[begin RECORDED INFORMATION]

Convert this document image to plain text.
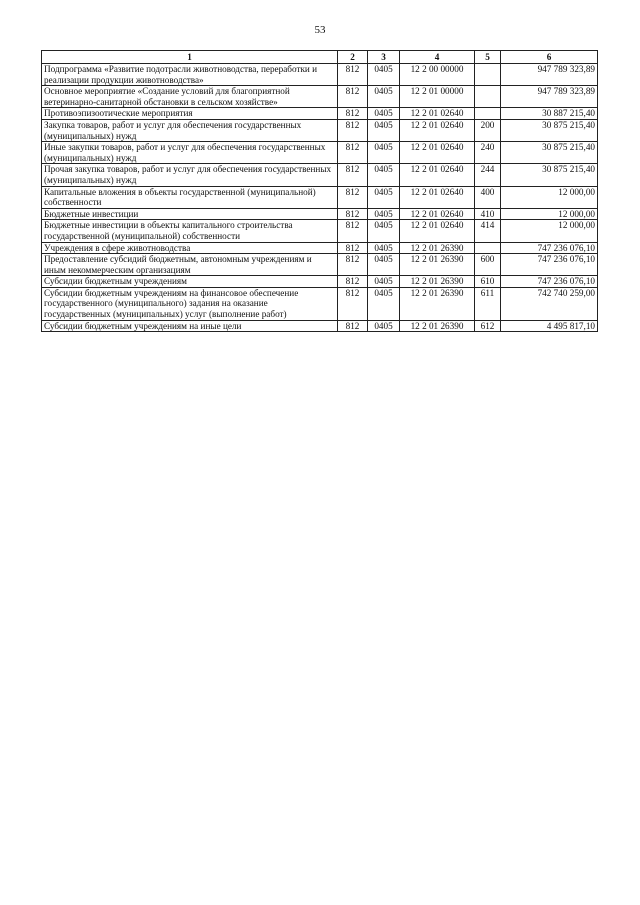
53
1	2	3	4	5	6
Подпрограмма «Развитие подотрасли животноводства, переработки и реализации продукции животноводства»	812	0405	12 2 00 00000		947 789 323,89
Основное мероприятие «Создание условий для благоприятной ветеринарно-санитарной обстановки в сельском хозяйстве»	812	0405	12 2 01 00000		947 789 323,89
Противоэпизоотические мероприятия	812	0405	12 2 01 02640		30 887 215,40
Закупка товаров, работ и услуг для обеспечения государственных (муниципальных) нужд	812	0405	12 2 01 02640	200	30 875 215,40
Иные закупки товаров, работ и услуг для обеспечения государственных (муниципальных) нужд	812	0405	12 2 01 02640	240	30 875 215,40
Прочая закупка товаров, работ и услуг для обеспечения государственных (муниципальных) нужд	812	0405	12 2 01 02640	244	30 875 215,40
Капитальные вложения в объекты государственной (муниципальной) собственности	812	0405	12 2 01 02640	400	12 000,00
Бюджетные инвестиции	812	0405	12 2 01 02640	410	12 000,00
Бюджетные инвестиции в объекты капитального строительства государственной (муниципальной) собственности	812	0405	12 2 01 02640	414	12 000,00
Учреждения в сфере животноводства	812	0405	12 2 01 26390		747 236 076,10
Предоставление субсидий бюджетным, автономным учреждениям и иным некоммерческим организациям	812	0405	12 2 01 26390	600	747 236 076,10
Субсидии бюджетным учреждениям	812	0405	12 2 01 26390	610	747 236 076,10
Субсидии бюджетным учреждениям на финансовое обеспечение государственного (муниципального) задания на оказание государственных (муниципальных) услуг (выполнение работ)	812	0405	12 2 01 26390	611	742 740 259,00
Субсидии бюджетным учреждениям на иные цели	812	0405	12 2 01 26390	612	4 495 817,10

[end RECORDED INFORMATION]

Tally the lines holding the string "животноводства" and give only the count.

THE OUTPUT: 2